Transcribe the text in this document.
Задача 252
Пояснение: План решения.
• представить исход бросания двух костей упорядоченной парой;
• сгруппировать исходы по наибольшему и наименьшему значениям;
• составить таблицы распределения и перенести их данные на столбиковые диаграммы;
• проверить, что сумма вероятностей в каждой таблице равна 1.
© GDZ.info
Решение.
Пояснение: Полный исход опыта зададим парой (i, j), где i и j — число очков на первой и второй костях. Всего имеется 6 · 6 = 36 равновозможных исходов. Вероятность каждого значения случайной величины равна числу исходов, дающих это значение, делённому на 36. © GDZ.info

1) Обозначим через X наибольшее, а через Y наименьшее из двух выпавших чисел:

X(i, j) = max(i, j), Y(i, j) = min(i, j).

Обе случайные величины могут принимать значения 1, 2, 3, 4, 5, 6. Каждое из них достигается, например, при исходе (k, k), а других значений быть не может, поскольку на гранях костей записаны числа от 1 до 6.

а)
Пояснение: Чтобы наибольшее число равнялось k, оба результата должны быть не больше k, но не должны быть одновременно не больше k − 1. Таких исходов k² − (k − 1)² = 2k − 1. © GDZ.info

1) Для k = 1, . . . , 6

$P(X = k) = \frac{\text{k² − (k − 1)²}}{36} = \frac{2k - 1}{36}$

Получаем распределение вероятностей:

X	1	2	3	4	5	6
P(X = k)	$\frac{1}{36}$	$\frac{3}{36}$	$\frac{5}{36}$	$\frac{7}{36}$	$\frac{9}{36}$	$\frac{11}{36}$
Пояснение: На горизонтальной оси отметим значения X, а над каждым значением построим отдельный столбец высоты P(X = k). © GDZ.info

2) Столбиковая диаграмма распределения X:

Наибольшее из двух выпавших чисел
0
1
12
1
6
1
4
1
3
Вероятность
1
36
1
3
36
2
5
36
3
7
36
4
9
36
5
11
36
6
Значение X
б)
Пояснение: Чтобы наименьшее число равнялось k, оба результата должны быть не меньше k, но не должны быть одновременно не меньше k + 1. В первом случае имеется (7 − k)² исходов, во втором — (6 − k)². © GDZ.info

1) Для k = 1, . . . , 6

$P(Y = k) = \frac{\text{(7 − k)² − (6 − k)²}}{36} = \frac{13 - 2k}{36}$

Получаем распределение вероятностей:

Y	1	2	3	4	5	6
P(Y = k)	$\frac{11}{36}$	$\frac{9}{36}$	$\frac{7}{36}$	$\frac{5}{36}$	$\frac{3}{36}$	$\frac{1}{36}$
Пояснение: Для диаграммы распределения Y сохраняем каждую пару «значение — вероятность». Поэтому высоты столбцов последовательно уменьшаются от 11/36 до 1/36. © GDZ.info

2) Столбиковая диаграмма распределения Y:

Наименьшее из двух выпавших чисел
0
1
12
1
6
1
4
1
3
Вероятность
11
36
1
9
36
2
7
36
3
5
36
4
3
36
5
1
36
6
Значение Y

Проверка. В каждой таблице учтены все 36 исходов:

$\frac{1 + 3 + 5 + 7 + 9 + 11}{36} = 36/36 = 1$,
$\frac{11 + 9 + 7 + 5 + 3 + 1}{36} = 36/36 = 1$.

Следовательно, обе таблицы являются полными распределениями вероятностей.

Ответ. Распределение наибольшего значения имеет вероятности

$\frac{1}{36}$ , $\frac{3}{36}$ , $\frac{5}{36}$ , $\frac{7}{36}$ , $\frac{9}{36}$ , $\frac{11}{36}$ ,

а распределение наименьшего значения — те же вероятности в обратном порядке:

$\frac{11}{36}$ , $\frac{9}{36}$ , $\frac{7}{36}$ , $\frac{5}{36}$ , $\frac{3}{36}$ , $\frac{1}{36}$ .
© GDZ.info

> _BRIEF_
Look through the entries and find each line that has the string "таблицы". Copy those lines.

> _ANSWER FOR THIS EXERCISE_
• составить таблицы распределения и перенести их данные на столбиковые диаграммы;
Следовательно, обе таблицы являются полными распределениями вероятностей.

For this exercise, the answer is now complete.